+++ Data +++
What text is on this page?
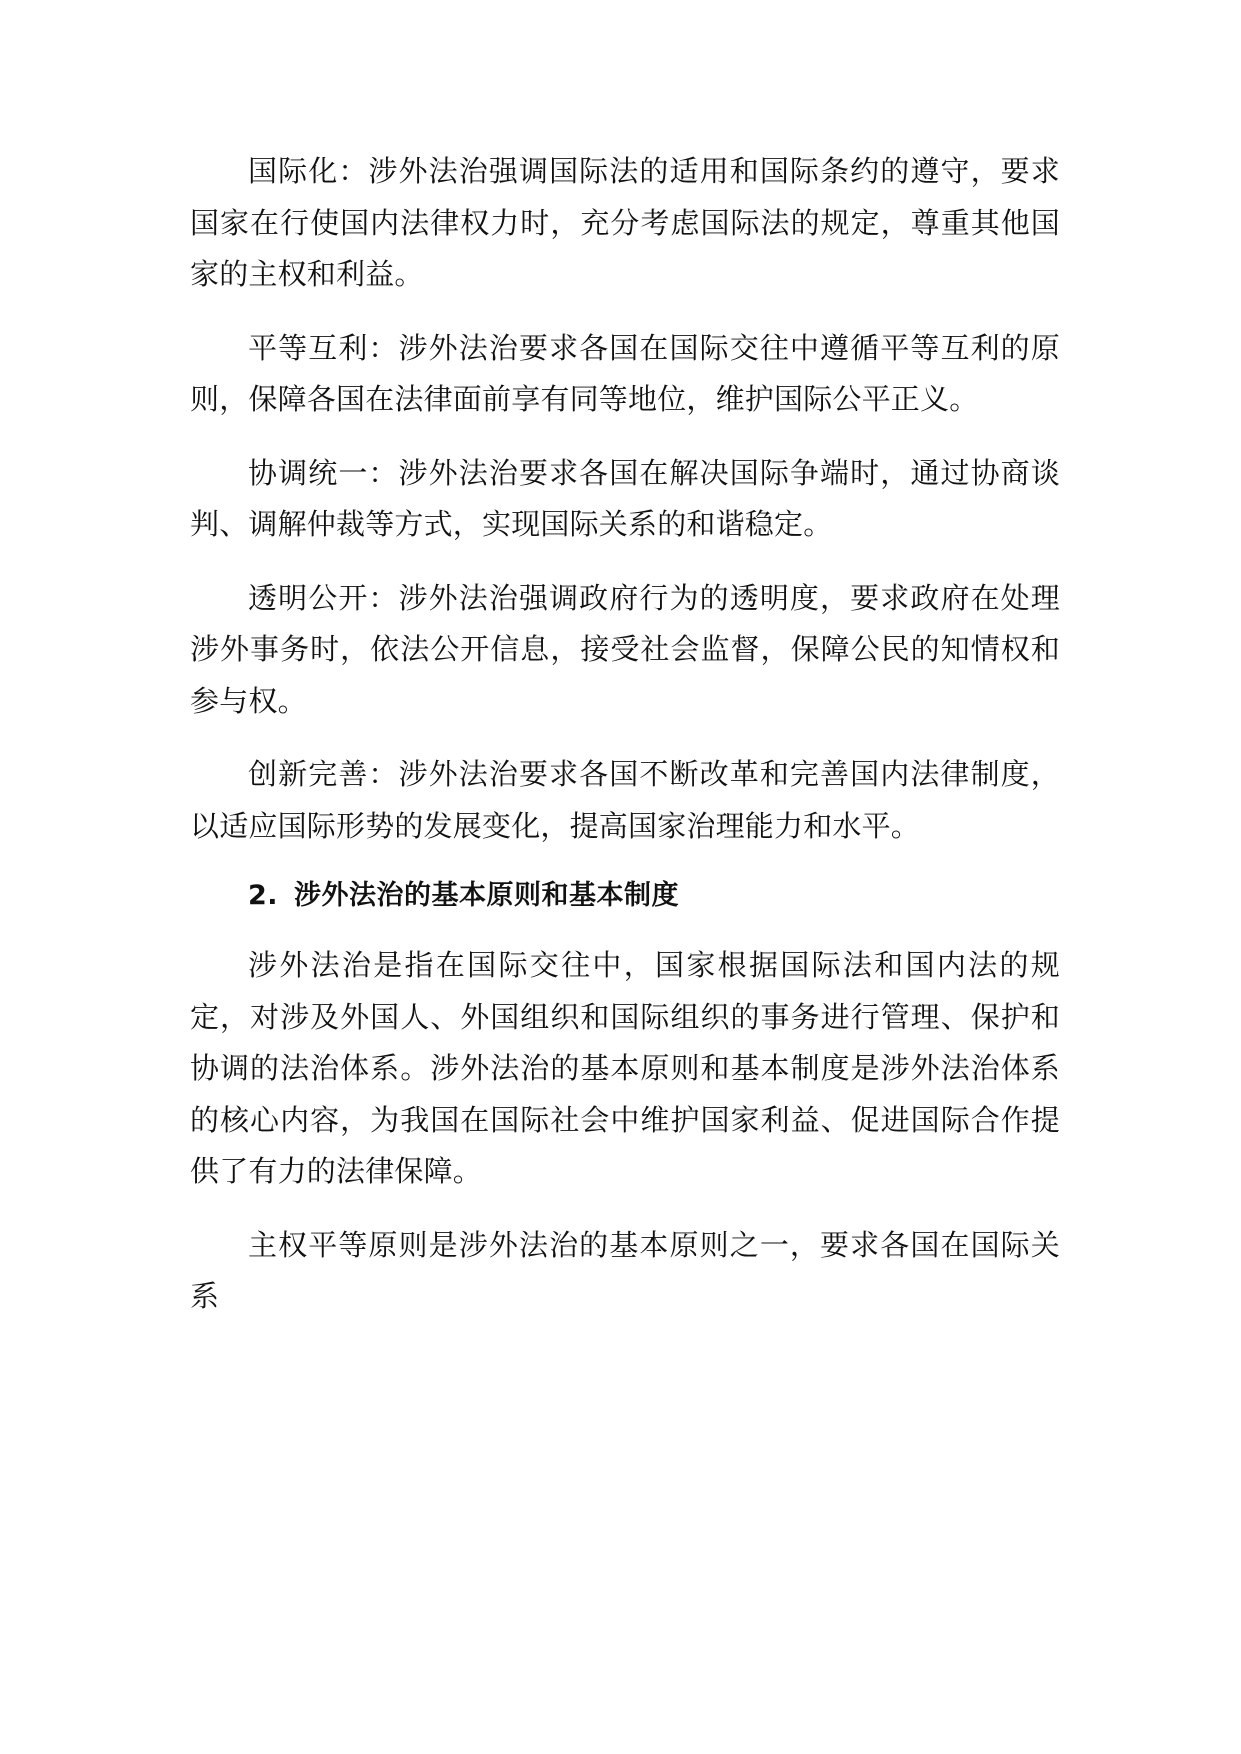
国际化：涉外法治强调国际法的适用和国际条约的遵守，要求国家在行使国内法律权力时，充分考虑国际法的规定，尊重其他国家的主权和利益。

平等互利：涉外法治要求各国在国际交往中遵循平等互利的原则，保障各国在法律面前享有同等地位，维护国际公平正义。

协调统一：涉外法治要求各国在解决国际争端时，通过协商谈判、调解仲裁等方式，实现国际关系的和谐稳定。

透明公开：涉外法治强调政府行为的透明度，要求政府在处理涉外事务时，依法公开信息，接受社会监督，保障公民的知情权和参与权。

创新完善：涉外法治要求各国不断改革和完善国内法律制度，以适应国际形势的发展变化，提高国家治理能力和水平。

2. 涉外法治的基本原则和基本制度

涉外法治是指在国际交往中，国家根据国际法和国内法的规定，对涉及外国人、外国组织和国际组织的事务进行管理、保护和协调的法治体系。涉外法治的基本原则和基本制度是涉外法治体系的核心内容，为我国在国际社会中维护国家利益、促进国际合作提供了有力的法律保障。

主权平等原则是涉外法治的基本原则之一，要求各国在国际关系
+++
> Written problem: Leave out the pictures and copy every record above exactly.

> Task output:
What text is on this page?
国际化：涉外法治强调国际法的适用和国际条约的遵守，要求国家在行使国内法律权力时，充分考虑国际法的规定，尊重其他国家的主权和利益。

平等互利：涉外法治要求各国在国际交往中遵循平等互利的原则，保障各国在法律面前享有同等地位，维护国际公平正义。

协调统一：涉外法治要求各国在解决国际争端时，通过协商谈判、调解仲裁等方式，实现国际关系的和谐稳定。

透明公开：涉外法治强调政府行为的透明度，要求政府在处理涉外事务时，依法公开信息，接受社会监督，保障公民的知情权和参与权。

创新完善：涉外法治要求各国不断改革和完善国内法律制度，以适应国际形势的发展变化，提高国家治理能力和水平。

2. 涉外法治的基本原则和基本制度

涉外法治是指在国际交往中，国家根据国际法和国内法的规定，对涉及外国人、外国组织和国际组织的事务进行管理、保护和协调的法治体系。涉外法治的基本原则和基本制度是涉外法治体系的核心内容，为我国在国际社会中维护国家利益、促进国际合作提供了有力的法律保障。

主权平等原则是涉外法治的基本原则之一，要求各国在国际关系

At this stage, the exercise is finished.